* TASK GOAL *
Below are the records; collect from them each line containing the string "программам".

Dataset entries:
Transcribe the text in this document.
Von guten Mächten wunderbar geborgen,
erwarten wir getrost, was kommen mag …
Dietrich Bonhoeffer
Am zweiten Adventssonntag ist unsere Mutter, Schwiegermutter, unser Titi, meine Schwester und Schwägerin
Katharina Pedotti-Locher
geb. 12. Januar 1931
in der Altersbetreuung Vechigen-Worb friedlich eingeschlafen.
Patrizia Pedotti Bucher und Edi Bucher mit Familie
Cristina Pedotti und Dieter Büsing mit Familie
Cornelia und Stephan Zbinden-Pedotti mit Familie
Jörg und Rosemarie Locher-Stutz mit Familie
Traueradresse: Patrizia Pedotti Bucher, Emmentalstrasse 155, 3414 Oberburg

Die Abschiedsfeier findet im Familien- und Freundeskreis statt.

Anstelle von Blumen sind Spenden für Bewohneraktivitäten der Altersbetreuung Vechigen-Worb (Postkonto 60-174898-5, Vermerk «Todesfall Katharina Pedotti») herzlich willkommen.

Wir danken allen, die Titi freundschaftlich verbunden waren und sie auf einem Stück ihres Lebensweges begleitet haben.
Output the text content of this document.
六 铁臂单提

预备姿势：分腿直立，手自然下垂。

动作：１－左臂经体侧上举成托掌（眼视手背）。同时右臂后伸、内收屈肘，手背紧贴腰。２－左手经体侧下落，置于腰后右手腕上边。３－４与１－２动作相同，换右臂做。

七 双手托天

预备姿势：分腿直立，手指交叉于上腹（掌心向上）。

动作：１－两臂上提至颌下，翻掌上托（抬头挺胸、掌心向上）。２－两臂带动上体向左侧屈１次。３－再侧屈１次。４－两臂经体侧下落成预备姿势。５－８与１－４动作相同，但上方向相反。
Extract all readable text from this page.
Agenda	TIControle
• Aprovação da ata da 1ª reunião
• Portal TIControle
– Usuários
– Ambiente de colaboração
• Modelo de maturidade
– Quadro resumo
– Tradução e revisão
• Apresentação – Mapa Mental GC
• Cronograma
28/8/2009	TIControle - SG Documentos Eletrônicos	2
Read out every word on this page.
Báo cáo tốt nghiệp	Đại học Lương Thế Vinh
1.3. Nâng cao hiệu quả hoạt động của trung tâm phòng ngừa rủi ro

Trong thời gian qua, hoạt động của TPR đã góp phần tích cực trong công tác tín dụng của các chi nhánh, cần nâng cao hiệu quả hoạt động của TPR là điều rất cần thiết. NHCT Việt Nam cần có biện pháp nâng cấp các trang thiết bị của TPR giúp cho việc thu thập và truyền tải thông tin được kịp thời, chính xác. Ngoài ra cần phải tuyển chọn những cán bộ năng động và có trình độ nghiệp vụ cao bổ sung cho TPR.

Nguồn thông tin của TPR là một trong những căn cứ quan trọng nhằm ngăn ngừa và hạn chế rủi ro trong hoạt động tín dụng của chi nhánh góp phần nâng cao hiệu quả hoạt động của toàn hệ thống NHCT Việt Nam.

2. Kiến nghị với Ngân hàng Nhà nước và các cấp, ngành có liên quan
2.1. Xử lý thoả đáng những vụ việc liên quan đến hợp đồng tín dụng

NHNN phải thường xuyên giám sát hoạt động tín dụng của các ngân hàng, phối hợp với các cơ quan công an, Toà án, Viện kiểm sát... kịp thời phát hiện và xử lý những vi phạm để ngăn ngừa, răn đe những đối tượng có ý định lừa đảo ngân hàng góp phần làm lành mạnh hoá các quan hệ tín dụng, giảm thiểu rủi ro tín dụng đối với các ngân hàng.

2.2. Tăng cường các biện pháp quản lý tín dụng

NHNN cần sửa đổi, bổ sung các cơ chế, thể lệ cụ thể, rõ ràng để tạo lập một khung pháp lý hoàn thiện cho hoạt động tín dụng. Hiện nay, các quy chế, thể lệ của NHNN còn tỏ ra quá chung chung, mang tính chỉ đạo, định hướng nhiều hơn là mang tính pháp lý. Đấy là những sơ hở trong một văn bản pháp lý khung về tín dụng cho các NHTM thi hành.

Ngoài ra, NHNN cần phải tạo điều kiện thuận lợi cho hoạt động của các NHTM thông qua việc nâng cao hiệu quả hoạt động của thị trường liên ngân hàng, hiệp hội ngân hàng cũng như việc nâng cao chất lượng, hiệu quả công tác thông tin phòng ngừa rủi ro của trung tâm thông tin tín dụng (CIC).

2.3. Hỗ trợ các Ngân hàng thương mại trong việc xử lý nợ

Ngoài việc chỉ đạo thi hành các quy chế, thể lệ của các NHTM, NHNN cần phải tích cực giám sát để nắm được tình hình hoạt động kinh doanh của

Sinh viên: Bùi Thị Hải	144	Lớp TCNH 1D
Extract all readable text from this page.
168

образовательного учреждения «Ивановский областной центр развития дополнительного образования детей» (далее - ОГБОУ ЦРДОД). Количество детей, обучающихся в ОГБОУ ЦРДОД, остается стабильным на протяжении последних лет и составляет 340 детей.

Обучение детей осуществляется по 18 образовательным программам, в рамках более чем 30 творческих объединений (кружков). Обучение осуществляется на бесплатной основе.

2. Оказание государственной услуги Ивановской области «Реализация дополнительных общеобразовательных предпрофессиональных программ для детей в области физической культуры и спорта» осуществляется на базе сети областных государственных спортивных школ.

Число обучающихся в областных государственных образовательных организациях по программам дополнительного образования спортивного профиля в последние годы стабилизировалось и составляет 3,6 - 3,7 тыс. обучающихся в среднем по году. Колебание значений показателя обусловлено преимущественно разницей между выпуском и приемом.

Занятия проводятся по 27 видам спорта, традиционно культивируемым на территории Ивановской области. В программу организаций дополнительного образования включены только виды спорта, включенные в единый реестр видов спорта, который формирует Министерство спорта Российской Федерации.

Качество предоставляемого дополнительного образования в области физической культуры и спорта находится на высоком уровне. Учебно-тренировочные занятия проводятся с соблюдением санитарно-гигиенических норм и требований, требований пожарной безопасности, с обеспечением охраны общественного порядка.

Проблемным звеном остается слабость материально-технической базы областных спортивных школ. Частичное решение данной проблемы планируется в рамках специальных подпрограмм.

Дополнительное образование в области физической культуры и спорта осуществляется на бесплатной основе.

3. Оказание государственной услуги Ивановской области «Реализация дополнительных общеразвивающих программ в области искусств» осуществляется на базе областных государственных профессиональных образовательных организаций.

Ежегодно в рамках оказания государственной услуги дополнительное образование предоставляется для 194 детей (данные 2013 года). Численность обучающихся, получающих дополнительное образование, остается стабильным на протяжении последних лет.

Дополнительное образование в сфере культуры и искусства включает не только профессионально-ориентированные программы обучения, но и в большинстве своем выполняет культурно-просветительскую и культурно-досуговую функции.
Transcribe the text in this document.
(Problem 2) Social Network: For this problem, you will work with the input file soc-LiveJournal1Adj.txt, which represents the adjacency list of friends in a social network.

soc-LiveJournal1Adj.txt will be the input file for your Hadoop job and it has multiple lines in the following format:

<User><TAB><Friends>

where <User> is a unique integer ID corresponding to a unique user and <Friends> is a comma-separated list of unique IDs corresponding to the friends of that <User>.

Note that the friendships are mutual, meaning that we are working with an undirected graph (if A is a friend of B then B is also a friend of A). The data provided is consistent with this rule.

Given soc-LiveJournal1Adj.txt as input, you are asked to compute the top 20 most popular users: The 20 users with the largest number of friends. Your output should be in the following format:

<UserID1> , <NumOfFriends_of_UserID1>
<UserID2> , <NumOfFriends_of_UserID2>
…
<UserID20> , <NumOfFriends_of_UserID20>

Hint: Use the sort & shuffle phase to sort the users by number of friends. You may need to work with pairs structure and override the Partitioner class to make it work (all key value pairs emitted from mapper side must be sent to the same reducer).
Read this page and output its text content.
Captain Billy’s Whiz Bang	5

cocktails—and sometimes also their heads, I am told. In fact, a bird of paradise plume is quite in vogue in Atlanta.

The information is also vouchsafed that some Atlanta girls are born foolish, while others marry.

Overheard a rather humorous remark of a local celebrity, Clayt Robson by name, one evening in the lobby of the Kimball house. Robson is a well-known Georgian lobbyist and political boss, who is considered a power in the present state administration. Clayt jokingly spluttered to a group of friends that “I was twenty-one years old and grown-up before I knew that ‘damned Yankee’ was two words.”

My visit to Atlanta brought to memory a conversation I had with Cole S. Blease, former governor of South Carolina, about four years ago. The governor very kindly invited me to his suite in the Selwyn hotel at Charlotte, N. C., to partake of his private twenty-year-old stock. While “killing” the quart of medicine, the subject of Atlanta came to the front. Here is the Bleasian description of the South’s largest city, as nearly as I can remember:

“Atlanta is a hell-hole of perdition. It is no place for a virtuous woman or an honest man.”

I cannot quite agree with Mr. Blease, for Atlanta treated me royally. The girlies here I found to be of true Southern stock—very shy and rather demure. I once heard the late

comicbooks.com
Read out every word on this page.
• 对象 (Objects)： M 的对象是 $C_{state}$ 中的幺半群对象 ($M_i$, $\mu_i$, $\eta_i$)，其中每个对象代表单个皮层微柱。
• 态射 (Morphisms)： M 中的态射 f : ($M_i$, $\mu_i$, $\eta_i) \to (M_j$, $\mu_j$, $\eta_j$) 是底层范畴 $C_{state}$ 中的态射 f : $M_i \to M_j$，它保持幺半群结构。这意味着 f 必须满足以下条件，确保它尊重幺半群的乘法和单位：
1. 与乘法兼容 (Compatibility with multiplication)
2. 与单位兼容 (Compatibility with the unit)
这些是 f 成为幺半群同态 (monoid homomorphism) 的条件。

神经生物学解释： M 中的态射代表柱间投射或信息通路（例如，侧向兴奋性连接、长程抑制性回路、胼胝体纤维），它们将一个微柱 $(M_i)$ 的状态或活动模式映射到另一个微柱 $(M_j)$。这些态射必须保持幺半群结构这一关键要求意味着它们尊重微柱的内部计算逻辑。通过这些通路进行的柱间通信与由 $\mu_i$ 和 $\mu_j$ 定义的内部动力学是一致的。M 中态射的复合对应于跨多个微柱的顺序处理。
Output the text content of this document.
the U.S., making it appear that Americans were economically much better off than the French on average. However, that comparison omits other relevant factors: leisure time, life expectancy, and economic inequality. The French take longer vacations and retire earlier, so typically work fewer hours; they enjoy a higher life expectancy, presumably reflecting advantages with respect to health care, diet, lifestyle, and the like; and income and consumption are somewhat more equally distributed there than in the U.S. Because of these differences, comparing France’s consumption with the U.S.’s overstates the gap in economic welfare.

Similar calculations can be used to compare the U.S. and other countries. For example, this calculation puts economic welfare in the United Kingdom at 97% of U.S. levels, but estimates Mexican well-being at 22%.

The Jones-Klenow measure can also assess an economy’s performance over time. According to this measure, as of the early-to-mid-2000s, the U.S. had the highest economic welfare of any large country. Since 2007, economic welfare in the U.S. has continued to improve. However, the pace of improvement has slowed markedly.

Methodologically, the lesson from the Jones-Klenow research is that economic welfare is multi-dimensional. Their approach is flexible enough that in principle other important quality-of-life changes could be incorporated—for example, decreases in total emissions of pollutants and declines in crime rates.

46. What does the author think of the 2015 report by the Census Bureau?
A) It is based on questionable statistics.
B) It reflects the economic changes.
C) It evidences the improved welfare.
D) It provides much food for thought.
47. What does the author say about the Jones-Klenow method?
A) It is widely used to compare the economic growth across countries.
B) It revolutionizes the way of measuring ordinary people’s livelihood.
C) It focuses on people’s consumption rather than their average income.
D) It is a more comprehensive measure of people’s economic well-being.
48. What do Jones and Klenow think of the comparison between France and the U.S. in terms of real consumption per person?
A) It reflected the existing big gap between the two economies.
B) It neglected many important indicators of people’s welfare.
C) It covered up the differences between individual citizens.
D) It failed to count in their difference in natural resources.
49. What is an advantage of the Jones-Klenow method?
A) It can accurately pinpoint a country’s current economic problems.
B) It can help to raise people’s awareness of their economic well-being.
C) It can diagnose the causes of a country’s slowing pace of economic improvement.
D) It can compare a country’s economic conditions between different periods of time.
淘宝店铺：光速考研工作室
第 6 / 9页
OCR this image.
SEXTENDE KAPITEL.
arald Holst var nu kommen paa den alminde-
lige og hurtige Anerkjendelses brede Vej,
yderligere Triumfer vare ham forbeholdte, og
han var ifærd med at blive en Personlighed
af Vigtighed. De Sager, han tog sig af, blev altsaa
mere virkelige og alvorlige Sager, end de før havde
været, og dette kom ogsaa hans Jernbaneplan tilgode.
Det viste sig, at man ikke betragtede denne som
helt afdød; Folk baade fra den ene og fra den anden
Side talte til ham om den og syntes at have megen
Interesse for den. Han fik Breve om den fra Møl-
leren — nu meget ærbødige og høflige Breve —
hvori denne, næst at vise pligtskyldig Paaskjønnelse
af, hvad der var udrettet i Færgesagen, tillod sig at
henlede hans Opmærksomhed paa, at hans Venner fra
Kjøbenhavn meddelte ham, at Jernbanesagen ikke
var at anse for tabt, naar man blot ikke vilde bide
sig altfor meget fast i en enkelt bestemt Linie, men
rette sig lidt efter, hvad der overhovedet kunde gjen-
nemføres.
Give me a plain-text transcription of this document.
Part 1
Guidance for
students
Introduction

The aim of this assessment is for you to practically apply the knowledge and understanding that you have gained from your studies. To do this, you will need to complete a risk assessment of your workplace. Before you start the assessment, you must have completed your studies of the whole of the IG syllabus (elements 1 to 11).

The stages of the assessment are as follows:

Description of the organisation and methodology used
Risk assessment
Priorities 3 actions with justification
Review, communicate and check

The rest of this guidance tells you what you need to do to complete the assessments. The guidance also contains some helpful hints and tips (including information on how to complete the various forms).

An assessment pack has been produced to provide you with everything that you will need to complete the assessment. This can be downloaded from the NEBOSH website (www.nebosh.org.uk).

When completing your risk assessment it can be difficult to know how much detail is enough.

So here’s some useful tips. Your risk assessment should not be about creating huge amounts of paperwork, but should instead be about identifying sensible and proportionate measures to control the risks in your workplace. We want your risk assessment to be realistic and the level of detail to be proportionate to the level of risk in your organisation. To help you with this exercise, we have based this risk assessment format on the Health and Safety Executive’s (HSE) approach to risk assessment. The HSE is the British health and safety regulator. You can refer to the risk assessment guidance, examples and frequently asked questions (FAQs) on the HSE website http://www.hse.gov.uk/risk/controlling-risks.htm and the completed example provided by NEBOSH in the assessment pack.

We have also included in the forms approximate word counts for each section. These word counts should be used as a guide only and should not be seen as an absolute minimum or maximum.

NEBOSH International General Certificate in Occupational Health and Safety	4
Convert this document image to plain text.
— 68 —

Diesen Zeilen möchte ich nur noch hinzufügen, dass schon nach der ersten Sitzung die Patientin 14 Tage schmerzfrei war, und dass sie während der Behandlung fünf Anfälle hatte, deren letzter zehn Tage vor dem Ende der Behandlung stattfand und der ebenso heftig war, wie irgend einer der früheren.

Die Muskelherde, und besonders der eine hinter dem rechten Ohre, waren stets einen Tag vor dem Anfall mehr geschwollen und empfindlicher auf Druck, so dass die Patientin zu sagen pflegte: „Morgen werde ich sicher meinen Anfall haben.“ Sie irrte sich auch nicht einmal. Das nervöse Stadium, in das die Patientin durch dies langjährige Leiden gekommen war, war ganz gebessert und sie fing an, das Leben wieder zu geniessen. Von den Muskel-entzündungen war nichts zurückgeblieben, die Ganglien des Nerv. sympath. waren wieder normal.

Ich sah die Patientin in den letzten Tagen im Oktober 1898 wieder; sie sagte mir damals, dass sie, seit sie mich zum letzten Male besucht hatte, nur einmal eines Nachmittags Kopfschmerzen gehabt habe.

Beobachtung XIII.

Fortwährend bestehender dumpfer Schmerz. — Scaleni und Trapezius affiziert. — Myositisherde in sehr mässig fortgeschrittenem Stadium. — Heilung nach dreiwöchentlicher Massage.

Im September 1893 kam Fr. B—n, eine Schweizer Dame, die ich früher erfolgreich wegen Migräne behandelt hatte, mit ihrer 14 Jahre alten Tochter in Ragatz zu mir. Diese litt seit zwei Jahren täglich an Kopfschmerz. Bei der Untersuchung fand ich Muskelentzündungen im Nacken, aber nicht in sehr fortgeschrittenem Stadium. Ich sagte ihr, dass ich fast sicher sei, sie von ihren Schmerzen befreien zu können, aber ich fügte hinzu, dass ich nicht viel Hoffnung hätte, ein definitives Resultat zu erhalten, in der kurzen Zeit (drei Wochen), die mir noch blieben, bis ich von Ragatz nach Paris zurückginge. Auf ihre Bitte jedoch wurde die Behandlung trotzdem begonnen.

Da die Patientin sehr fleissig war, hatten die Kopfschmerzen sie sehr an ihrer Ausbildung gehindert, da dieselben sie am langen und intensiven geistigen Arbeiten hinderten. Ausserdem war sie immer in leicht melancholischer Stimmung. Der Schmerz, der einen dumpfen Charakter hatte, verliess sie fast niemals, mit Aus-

* OUTPUT FOR THIS EXERCISE *
Обучение детей осуществляется по 18 образовательным программам, в рамках более чем 30 творческих объединений (кружков). Обучение осуществляется на бесплатной основе.
Число обучающихся в областных государственных образовательных организациях по программам дополнительного образования спортивного профиля в последние годы стабилизировалось и составляет 3,6 - 3,7 тыс. обучающихся в среднем по году. Колебание значений показателя обусловлено преимущественно разницей между выпуском и приемом.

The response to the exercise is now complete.